Materials provided
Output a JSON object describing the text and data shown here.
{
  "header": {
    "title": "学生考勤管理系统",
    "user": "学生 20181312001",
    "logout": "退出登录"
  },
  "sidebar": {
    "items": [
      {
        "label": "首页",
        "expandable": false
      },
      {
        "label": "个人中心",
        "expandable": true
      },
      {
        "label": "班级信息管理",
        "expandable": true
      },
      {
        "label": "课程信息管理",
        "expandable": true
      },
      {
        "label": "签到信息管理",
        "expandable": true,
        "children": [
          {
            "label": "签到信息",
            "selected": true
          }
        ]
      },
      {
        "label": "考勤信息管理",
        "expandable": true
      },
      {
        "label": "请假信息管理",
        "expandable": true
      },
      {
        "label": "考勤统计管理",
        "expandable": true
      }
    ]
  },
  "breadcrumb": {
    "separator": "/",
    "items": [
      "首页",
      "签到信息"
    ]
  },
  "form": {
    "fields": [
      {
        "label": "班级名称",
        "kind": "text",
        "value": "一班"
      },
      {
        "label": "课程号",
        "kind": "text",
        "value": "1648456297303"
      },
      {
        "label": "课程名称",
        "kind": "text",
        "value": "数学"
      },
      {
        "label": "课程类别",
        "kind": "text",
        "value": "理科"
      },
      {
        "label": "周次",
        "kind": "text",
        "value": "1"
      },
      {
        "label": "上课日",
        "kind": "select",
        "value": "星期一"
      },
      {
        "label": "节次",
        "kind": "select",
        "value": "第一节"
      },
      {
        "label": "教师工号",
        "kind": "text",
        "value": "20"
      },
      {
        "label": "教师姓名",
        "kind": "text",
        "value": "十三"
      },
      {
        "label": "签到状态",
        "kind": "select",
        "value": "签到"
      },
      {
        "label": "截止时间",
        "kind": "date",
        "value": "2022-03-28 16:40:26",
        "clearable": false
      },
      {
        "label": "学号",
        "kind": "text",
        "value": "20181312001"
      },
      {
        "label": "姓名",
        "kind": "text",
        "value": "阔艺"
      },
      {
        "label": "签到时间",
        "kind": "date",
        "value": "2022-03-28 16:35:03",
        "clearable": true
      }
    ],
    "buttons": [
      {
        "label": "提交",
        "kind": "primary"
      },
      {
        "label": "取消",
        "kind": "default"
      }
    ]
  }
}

Problem details
Transcribe the whole listing with nothing added or left out.

Exercise solution
Output a JSON object describing the text and data shown here.
{
  "header": {
    "title": "学生考勤管理系统",
    "user": "学生 20181312001",
    "logout": "退出登录"
  },
  "sidebar": {
    "items": [
      {
        "label": "首页",
        "expandable": false
      },
      {
        "label": "个人中心",
        "expandable": true
      },
      {
        "label": "班级信息管理",
        "expandable": true
      },
      {
        "label": "课程信息管理",
        "expandable": true
      },
      {
        "label": "签到信息管理",
        "expandable": true,
        "children": [
          {
            "label": "签到信息",
            "selected": true
          }
        ]
      },
      {
        "label": "考勤信息管理",
        "expandable": true
      },
      {
        "label": "请假信息管理",
        "expandable": true
      },
      {
        "label": "考勤统计管理",
        "expandable": true
      }
    ]
  },
  "breadcrumb": {
    "separator": "/",
    "items": [
      "首页",
      "签到信息"
    ]
  },
  "form": {
    "fields": [
      {
        "label": "班级名称",
        "kind": "text",
        "value": "一班"
      },
      {
        "label": "课程号",
        "kind": "text",
        "value": "1648456297303"
      },
      {
        "label": "课程名称",
        "kind": "text",
        "value": "数学"
      },
      {
        "label": "课程类别",
        "kind": "text",
        "value": "理科"
      },
      {
        "label": "周次",
        "kind": "text",
        "value": "1"
      },
      {
        "label": "上课日",
        "kind": "select",
        "value": "星期一"
      },
      {
        "label": "节次",
        "kind": "select",
        "value": "第一节"
      },
      {
        "label": "教师工号",
        "kind": "text",
        "value": "20"
      },
      {
        "label": "教师姓名",
        "kind": "text",
        "value": "十三"
      },
      {
        "label": "签到状态",
        "kind": "select",
        "value": "签到"
      },
      {
        "label": "截止时间",
        "kind": "date",
        "value": "2022-03-28 16:40:26",
        "clearable": false
      },
      {
        "label": "学号",
        "kind": "text",
        "value": "20181312001"
      },
      {
        "label": "姓名",
        "kind": "text",
        "value": "阔艺"
      },
      {
        "label": "签到时间",
        "kind": "date",
        "value": "2022-03-28 16:35:03",
        "clearable": true
      }
    ],
    "buttons": [
      {
        "label": "提交",
        "kind": "primary"
      },
      {
        "label": "取消",
        "kind": "default"
      }
    ]
  }
}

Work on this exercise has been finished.